◆ **Directive**: Transcribe the lines below verbatim, skipping the images.

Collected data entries
■ ■ ■ ■
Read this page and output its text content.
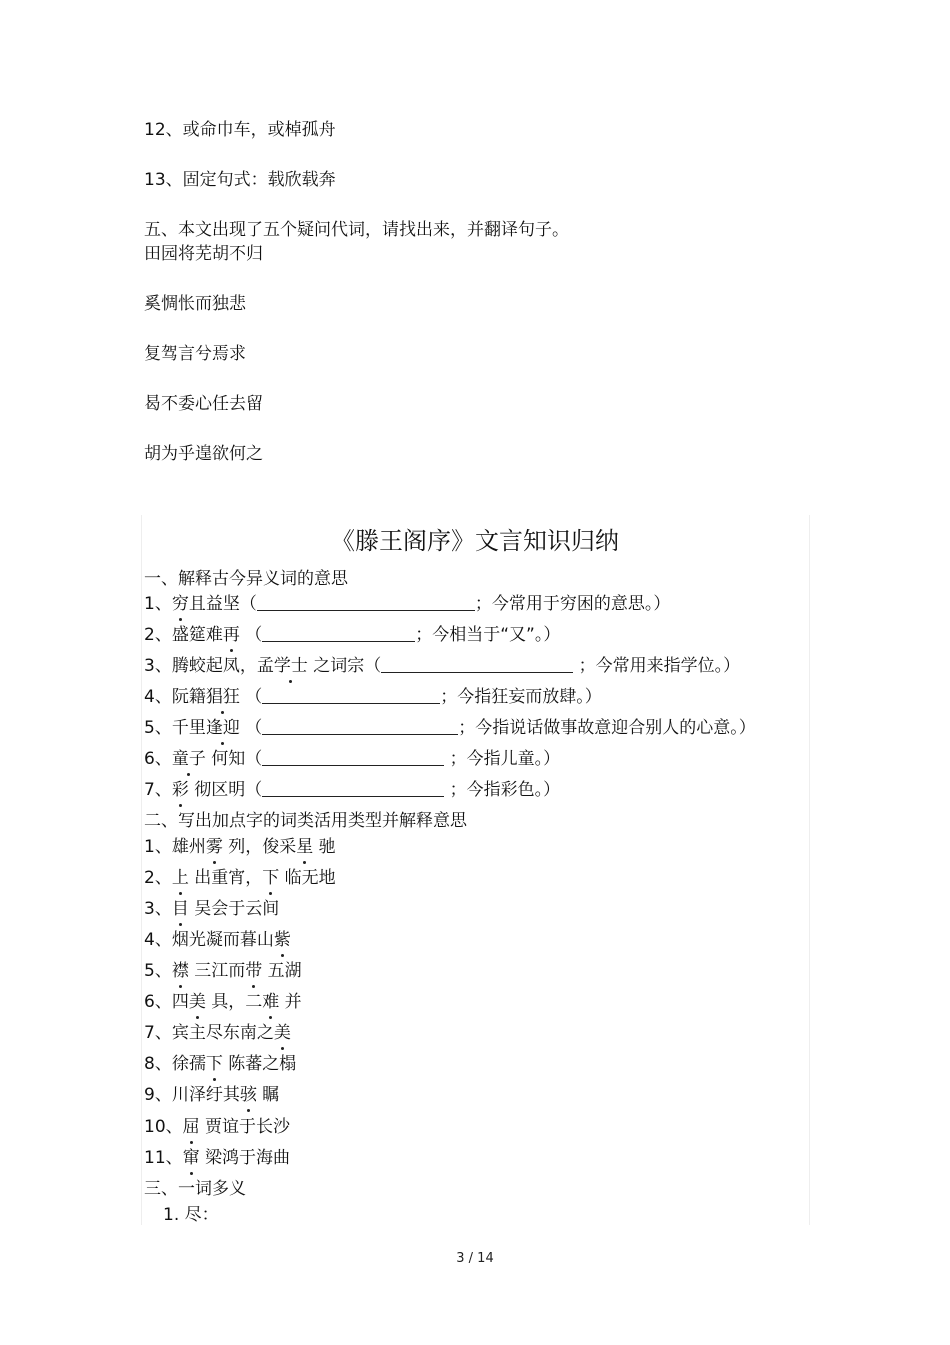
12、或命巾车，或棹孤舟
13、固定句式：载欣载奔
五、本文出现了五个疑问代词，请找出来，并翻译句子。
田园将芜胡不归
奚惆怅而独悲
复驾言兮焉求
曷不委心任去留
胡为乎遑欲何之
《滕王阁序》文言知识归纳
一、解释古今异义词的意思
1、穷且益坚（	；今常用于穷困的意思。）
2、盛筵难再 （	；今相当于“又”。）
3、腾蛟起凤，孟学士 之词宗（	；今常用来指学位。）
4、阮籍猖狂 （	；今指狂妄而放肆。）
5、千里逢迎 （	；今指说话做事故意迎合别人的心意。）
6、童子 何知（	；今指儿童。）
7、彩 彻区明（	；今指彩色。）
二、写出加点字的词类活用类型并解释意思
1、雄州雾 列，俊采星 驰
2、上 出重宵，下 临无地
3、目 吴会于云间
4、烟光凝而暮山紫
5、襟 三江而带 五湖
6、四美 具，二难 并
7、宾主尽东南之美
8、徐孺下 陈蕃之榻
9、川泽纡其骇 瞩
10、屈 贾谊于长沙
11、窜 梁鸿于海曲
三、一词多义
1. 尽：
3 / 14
■ ■ ■ ■
◆ **Completed exercise**:
Read this page and output its text content.
12、或命巾车，或棹孤舟
13、固定句式：载欣载奔
五、本文出现了五个疑问代词，请找出来，并翻译句子。
田园将芜胡不归
奚惆怅而独悲
复驾言兮焉求
曷不委心任去留
胡为乎遑欲何之
《滕王阁序》文言知识归纳
一、解释古今异义词的意思
1、穷且益坚（	；今常用于穷困的意思。）
2、盛筵难再 （	；今相当于“又”。）
3、腾蛟起凤，孟学士 之词宗（	；今常用来指学位。）
4、阮籍猖狂 （	；今指狂妄而放肆。）
5、千里逢迎 （	；今指说话做事故意迎合别人的心意。）
6、童子 何知（	；今指儿童。）
7、彩 彻区明（	；今指彩色。）
二、写出加点字的词类活用类型并解释意思
1、雄州雾 列，俊采星 驰
2、上 出重宵，下 临无地
3、目 吴会于云间
4、烟光凝而暮山紫
5、襟 三江而带 五湖
6、四美 具，二难 并
7、宾主尽东南之美
8、徐孺下 陈蕃之榻
9、川泽纡其骇 瞩
10、屈 贾谊于长沙
11、窜 梁鸿于海曲
三、一词多义
1. 尽：
3 / 14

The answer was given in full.